--- WHAT TO WORK ON ---
Exactly reproduce each record listed below.

--- DATASET EXCERPTS ---
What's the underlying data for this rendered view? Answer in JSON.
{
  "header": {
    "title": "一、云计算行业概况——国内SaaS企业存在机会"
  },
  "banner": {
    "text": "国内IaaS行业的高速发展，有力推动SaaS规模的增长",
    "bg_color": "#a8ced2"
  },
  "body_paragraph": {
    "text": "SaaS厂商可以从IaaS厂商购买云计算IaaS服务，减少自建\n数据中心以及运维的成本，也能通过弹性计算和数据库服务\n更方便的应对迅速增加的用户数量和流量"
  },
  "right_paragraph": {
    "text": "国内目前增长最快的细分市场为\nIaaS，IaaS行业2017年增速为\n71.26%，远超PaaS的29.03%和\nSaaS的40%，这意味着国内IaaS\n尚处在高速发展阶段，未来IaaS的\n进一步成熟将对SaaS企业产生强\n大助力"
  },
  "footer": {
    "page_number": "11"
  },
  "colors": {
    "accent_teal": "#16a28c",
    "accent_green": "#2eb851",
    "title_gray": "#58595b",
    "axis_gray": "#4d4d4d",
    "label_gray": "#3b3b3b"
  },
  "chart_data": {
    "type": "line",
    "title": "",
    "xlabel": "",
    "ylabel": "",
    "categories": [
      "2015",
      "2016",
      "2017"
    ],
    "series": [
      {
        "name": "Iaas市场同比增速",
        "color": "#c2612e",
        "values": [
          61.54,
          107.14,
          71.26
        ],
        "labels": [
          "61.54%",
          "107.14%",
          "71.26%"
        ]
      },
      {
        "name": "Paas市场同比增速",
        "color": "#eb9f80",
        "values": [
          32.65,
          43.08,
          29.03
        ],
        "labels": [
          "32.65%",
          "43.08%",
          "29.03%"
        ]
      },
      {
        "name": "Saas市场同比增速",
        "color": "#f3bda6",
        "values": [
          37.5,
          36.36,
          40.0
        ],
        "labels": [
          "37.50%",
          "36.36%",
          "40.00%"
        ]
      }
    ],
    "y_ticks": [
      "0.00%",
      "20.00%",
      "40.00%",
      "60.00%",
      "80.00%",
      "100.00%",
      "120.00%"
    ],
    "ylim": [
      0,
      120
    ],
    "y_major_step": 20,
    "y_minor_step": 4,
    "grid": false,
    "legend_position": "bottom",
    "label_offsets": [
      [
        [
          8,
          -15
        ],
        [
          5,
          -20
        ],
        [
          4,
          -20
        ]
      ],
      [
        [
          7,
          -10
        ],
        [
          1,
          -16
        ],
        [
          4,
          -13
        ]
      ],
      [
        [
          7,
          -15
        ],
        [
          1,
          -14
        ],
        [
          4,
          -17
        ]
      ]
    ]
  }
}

--- EXERCISE SOLUTION ---
What's the underlying data for this rendered view? Answer in JSON.
{
  "header": {
    "title": "一、云计算行业概况——国内SaaS企业存在机会"
  },
  "banner": {
    "text": "国内IaaS行业的高速发展，有力推动SaaS规模的增长",
    "bg_color": "#a8ced2"
  },
  "body_paragraph": {
    "text": "SaaS厂商可以从IaaS厂商购买云计算IaaS服务，减少自建\n数据中心以及运维的成本，也能通过弹性计算和数据库服务\n更方便的应对迅速增加的用户数量和流量"
  },
  "right_paragraph": {
    "text": "国内目前增长最快的细分市场为\nIaaS，IaaS行业2017年增速为\n71.26%，远超PaaS的29.03%和\nSaaS的40%，这意味着国内IaaS\n尚处在高速发展阶段，未来IaaS的\n进一步成熟将对SaaS企业产生强\n大助力"
  },
  "footer": {
    "page_number": "11"
  },
  "colors": {
    "accent_teal": "#16a28c",
    "accent_green": "#2eb851",
    "title_gray": "#58595b",
    "axis_gray": "#4d4d4d",
    "label_gray": "#3b3b3b"
  },
  "chart_data": {
    "type": "line",
    "title": "",
    "xlabel": "",
    "ylabel": "",
    "categories": [
      "2015",
      "2016",
      "2017"
    ],
    "series": [
      {
        "name": "Iaas市场同比增速",
        "color": "#c2612e",
        "values": [
          61.54,
          107.14,
          71.26
        ],
        "labels": [
          "61.54%",
          "107.14%",
          "71.26%"
        ]
      },
      {
        "name": "Paas市场同比增速",
        "color": "#eb9f80",
        "values": [
          32.65,
          43.08,
          29.03
        ],
        "labels": [
          "32.65%",
          "43.08%",
          "29.03%"
        ]
      },
      {
        "name": "Saas市场同比增速",
        "color": "#f3bda6",
        "values": [
          37.5,
          36.36,
          40.0
        ],
        "labels": [
          "37.50%",
          "36.36%",
          "40.00%"
        ]
      }
    ],
    "y_ticks": [
      "0.00%",
      "20.00%",
      "40.00%",
      "60.00%",
      "80.00%",
      "100.00%",
      "120.00%"
    ],
    "ylim": [
      0,
      120
    ],
    "y_major_step": 20,
    "y_minor_step": 4,
    "grid": false,
    "legend_position": "bottom",
    "label_offsets": [
      [
        [
          8,
          -15
        ],
        [
          5,
          -20
        ],
        [
          4,
          -20
        ]
      ],
      [
        [
          7,
          -10
        ],
        [
          1,
          -16
        ],
        [
          4,
          -13
        ]
      ],
      [
        [
          7,
          -15
        ],
        [
          1,
          -14
        ],
        [
          4,
          -17
        ]
      ]
    ]
  }
}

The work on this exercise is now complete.